▸ Instruction
The records that follow must be repeated verbatim, every one of them.
--- start Data supplied ---
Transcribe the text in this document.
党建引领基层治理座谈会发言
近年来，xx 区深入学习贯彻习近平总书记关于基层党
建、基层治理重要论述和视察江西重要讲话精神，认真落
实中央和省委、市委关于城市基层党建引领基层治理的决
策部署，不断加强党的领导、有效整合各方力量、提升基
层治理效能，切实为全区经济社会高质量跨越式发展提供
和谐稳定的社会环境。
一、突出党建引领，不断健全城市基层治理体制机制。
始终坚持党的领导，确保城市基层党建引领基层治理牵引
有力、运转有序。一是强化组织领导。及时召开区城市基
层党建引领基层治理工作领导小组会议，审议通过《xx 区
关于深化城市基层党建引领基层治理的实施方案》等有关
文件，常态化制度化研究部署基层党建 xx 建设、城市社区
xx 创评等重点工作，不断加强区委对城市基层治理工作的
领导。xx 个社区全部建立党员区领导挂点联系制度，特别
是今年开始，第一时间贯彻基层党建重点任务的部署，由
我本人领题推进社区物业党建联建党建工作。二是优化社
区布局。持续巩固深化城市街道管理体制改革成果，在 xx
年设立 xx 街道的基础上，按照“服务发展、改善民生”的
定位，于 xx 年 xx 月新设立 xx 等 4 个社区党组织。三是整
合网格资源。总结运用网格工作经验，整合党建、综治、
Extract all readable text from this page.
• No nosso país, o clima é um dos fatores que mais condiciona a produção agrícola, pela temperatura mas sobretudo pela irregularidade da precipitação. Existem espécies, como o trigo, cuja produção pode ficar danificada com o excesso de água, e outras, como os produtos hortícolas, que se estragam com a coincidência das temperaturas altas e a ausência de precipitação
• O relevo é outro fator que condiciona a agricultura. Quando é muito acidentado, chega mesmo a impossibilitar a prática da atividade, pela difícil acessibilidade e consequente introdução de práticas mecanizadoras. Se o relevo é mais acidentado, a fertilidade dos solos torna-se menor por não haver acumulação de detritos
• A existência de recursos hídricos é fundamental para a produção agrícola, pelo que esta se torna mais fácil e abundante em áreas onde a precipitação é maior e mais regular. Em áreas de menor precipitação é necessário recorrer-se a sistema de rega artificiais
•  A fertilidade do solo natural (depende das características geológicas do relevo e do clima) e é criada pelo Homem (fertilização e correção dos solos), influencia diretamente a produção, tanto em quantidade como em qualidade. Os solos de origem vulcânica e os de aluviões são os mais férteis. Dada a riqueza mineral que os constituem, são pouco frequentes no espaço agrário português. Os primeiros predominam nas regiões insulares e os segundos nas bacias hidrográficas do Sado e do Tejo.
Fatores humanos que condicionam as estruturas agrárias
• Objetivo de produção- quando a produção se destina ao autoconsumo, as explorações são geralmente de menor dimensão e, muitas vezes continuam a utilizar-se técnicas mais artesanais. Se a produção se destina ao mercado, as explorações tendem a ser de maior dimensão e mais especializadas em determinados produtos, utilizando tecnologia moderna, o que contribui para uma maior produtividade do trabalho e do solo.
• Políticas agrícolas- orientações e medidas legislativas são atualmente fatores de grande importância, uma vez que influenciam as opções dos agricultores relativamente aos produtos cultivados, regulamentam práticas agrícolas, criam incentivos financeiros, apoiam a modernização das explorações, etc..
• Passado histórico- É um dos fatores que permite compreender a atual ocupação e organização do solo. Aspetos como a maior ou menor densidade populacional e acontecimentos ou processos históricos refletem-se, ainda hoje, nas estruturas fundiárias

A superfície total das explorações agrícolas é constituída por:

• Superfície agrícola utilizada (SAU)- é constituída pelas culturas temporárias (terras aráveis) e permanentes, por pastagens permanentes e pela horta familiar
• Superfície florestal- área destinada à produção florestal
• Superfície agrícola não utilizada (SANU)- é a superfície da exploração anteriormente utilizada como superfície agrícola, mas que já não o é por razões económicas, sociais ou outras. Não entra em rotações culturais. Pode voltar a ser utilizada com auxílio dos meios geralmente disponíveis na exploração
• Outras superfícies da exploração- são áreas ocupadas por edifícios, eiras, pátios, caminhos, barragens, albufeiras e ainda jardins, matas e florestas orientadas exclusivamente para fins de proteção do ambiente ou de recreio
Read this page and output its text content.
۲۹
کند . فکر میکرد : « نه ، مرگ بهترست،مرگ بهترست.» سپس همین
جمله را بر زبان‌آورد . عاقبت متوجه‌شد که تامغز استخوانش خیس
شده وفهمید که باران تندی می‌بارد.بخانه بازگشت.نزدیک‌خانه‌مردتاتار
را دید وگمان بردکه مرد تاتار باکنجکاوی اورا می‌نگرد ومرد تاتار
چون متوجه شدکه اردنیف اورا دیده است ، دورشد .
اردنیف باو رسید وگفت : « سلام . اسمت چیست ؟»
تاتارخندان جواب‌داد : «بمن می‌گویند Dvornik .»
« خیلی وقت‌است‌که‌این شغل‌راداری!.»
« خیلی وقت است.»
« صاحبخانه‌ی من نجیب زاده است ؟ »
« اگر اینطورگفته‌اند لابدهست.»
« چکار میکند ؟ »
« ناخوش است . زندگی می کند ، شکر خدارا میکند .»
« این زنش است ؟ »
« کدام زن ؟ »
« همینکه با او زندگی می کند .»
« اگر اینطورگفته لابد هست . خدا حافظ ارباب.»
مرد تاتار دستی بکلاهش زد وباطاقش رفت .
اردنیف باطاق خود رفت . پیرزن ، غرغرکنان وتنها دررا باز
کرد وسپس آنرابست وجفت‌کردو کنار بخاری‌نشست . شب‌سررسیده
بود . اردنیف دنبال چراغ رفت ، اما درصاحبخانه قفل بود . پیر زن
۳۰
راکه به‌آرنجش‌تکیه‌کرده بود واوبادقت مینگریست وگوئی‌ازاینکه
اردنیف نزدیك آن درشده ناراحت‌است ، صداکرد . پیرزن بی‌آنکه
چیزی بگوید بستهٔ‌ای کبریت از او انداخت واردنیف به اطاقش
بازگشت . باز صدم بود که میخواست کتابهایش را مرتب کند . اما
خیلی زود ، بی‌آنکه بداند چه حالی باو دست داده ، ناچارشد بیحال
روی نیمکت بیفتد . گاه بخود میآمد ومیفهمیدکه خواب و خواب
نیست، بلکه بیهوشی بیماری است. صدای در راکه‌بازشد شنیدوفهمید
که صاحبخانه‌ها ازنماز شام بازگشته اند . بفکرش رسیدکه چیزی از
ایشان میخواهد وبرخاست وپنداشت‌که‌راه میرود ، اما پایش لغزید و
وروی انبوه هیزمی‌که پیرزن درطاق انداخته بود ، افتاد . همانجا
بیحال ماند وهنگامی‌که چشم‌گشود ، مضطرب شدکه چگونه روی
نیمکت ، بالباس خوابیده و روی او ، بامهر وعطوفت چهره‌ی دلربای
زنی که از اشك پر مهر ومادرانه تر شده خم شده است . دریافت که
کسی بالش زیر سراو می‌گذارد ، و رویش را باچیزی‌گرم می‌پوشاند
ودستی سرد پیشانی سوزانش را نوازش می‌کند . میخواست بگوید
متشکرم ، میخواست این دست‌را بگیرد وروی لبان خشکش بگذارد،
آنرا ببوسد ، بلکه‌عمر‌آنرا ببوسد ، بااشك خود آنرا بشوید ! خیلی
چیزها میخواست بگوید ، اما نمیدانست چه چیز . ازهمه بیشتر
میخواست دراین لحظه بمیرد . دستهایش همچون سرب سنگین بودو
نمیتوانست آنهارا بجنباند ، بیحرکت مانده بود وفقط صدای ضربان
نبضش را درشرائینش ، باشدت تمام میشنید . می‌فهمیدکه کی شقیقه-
--- end Data supplied ---
▸ The reply
Transcribe the text in this document.
党建引领基层治理座谈会发言
近年来，xx 区深入学习贯彻习近平总书记关于基层党
建、基层治理重要论述和视察江西重要讲话精神，认真落
实中央和省委、市委关于城市基层党建引领基层治理的决
策部署，不断加强党的领导、有效整合各方力量、提升基
层治理效能，切实为全区经济社会高质量跨越式发展提供
和谐稳定的社会环境。
一、突出党建引领，不断健全城市基层治理体制机制。
始终坚持党的领导，确保城市基层党建引领基层治理牵引
有力、运转有序。一是强化组织领导。及时召开区城市基
层党建引领基层治理工作领导小组会议，审议通过《xx 区
关于深化城市基层党建引领基层治理的实施方案》等有关
文件，常态化制度化研究部署基层党建 xx 建设、城市社区
xx 创评等重点工作，不断加强区委对城市基层治理工作的
领导。xx 个社区全部建立党员区领导挂点联系制度，特别
是今年开始，第一时间贯彻基层党建重点任务的部署，由
我本人领题推进社区物业党建联建党建工作。二是优化社
区布局。持续巩固深化城市街道管理体制改革成果，在 xx
年设立 xx 街道的基础上，按照“服务发展、改善民生”的
定位，于 xx 年 xx 月新设立 xx 等 4 个社区党组织。三是整
合网格资源。总结运用网格工作经验，整合党建、综治、
Extract all readable text from this page.
• No nosso país, o clima é um dos fatores que mais condiciona a produção agrícola, pela temperatura mas sobretudo pela irregularidade da precipitação. Existem espécies, como o trigo, cuja produção pode ficar danificada com o excesso de água, e outras, como os produtos hortícolas, que se estragam com a coincidência das temperaturas altas e a ausência de precipitação
• O relevo é outro fator que condiciona a agricultura. Quando é muito acidentado, chega mesmo a impossibilitar a prática da atividade, pela difícil acessibilidade e consequente introdução de práticas mecanizadoras. Se o relevo é mais acidentado, a fertilidade dos solos torna-se menor por não haver acumulação de detritos
• A existência de recursos hídricos é fundamental para a produção agrícola, pelo que esta se torna mais fácil e abundante em áreas onde a precipitação é maior e mais regular. Em áreas de menor precipitação é necessário recorrer-se a sistema de rega artificiais
•  A fertilidade do solo natural (depende das características geológicas do relevo e do clima) e é criada pelo Homem (fertilização e correção dos solos), influencia diretamente a produção, tanto em quantidade como em qualidade. Os solos de origem vulcânica e os de aluviões são os mais férteis. Dada a riqueza mineral que os constituem, são pouco frequentes no espaço agrário português. Os primeiros predominam nas regiões insulares e os segundos nas bacias hidrográficas do Sado e do Tejo.
Fatores humanos que condicionam as estruturas agrárias
• Objetivo de produção- quando a produção se destina ao autoconsumo, as explorações são geralmente de menor dimensão e, muitas vezes continuam a utilizar-se técnicas mais artesanais. Se a produção se destina ao mercado, as explorações tendem a ser de maior dimensão e mais especializadas em determinados produtos, utilizando tecnologia moderna, o que contribui para uma maior produtividade do trabalho e do solo.
• Políticas agrícolas- orientações e medidas legislativas são atualmente fatores de grande importância, uma vez que influenciam as opções dos agricultores relativamente aos produtos cultivados, regulamentam práticas agrícolas, criam incentivos financeiros, apoiam a modernização das explorações, etc..
• Passado histórico- É um dos fatores que permite compreender a atual ocupação e organização do solo. Aspetos como a maior ou menor densidade populacional e acontecimentos ou processos históricos refletem-se, ainda hoje, nas estruturas fundiárias

A superfície total das explorações agrícolas é constituída por:

• Superfície agrícola utilizada (SAU)- é constituída pelas culturas temporárias (terras aráveis) e permanentes, por pastagens permanentes e pela horta familiar
• Superfície florestal- área destinada à produção florestal
• Superfície agrícola não utilizada (SANU)- é a superfície da exploração anteriormente utilizada como superfície agrícola, mas que já não o é por razões económicas, sociais ou outras. Não entra em rotações culturais. Pode voltar a ser utilizada com auxílio dos meios geralmente disponíveis na exploração
• Outras superfícies da exploração- são áreas ocupadas por edifícios, eiras, pátios, caminhos, barragens, albufeiras e ainda jardins, matas e florestas orientadas exclusivamente para fins de proteção do ambiente ou de recreio
Read this page and output its text content.
۲۹
کند . فکر میکرد : « نه ، مرگ بهترست،مرگ بهترست.» سپس همین
جمله را بر زبان‌آورد . عاقبت متوجه‌شد که تامغز استخوانش خیس
شده وفهمید که باران تندی می‌بارد.بخانه بازگشت.نزدیک‌خانه‌مردتاتار
را دید وگمان بردکه مرد تاتار باکنجکاوی اورا می‌نگرد ومرد تاتار
چون متوجه شدکه اردنیف اورا دیده است ، دورشد .
اردنیف باو رسید وگفت : « سلام . اسمت چیست ؟»
تاتارخندان جواب‌داد : «بمن می‌گویند Dvornik .»
« خیلی وقت‌است‌که‌این شغل‌راداری!.»
« خیلی وقت است.»
« صاحبخانه‌ی من نجیب زاده است ؟ »
« اگر اینطورگفته‌اند لابدهست.»
« چکار میکند ؟ »
« ناخوش است . زندگی می کند ، شکر خدارا میکند .»
« این زنش است ؟ »
« کدام زن ؟ »
« همینکه با او زندگی می کند .»
« اگر اینطورگفته لابد هست . خدا حافظ ارباب.»
مرد تاتار دستی بکلاهش زد وباطاقش رفت .
اردنیف باطاق خود رفت . پیرزن ، غرغرکنان وتنها دررا باز
کرد وسپس آنرابست وجفت‌کردو کنار بخاری‌نشست . شب‌سررسیده
بود . اردنیف دنبال چراغ رفت ، اما درصاحبخانه قفل بود . پیر زن
۳۰
راکه به‌آرنجش‌تکیه‌کرده بود واوبادقت مینگریست وگوئی‌ازاینکه
اردنیف نزدیك آن درشده ناراحت‌است ، صداکرد . پیرزن بی‌آنکه
چیزی بگوید بستهٔ‌ای کبریت از او انداخت واردنیف به اطاقش
بازگشت . باز صدم بود که میخواست کتابهایش را مرتب کند . اما
خیلی زود ، بی‌آنکه بداند چه حالی باو دست داده ، ناچارشد بیحال
روی نیمکت بیفتد . گاه بخود میآمد ومیفهمیدکه خواب و خواب
نیست، بلکه بیهوشی بیماری است. صدای در راکه‌بازشد شنیدوفهمید
که صاحبخانه‌ها ازنماز شام بازگشته اند . بفکرش رسیدکه چیزی از
ایشان میخواهد وبرخاست وپنداشت‌که‌راه میرود ، اما پایش لغزید و
وروی انبوه هیزمی‌که پیرزن درطاق انداخته بود ، افتاد . همانجا
بیحال ماند وهنگامی‌که چشم‌گشود ، مضطرب شدکه چگونه روی
نیمکت ، بالباس خوابیده و روی او ، بامهر وعطوفت چهره‌ی دلربای
زنی که از اشك پر مهر ومادرانه تر شده خم شده است . دریافت که
کسی بالش زیر سراو می‌گذارد ، و رویش را باچیزی‌گرم می‌پوشاند
ودستی سرد پیشانی سوزانش را نوازش می‌کند . میخواست بگوید
متشکرم ، میخواست این دست‌را بگیرد وروی لبان خشکش بگذارد،
آنرا ببوسد ، بلکه‌عمر‌آنرا ببوسد ، بااشك خود آنرا بشوید ! خیلی
چیزها میخواست بگوید ، اما نمیدانست چه چیز . ازهمه بیشتر
میخواست دراین لحظه بمیرد . دستهایش همچون سرب سنگین بودو
نمیتوانست آنهارا بجنباند ، بیحرکت مانده بود وفقط صدای ضربان
نبضش را درشرائینش ، باشدت تمام میشنید . می‌فهمیدکه کی شقیقه-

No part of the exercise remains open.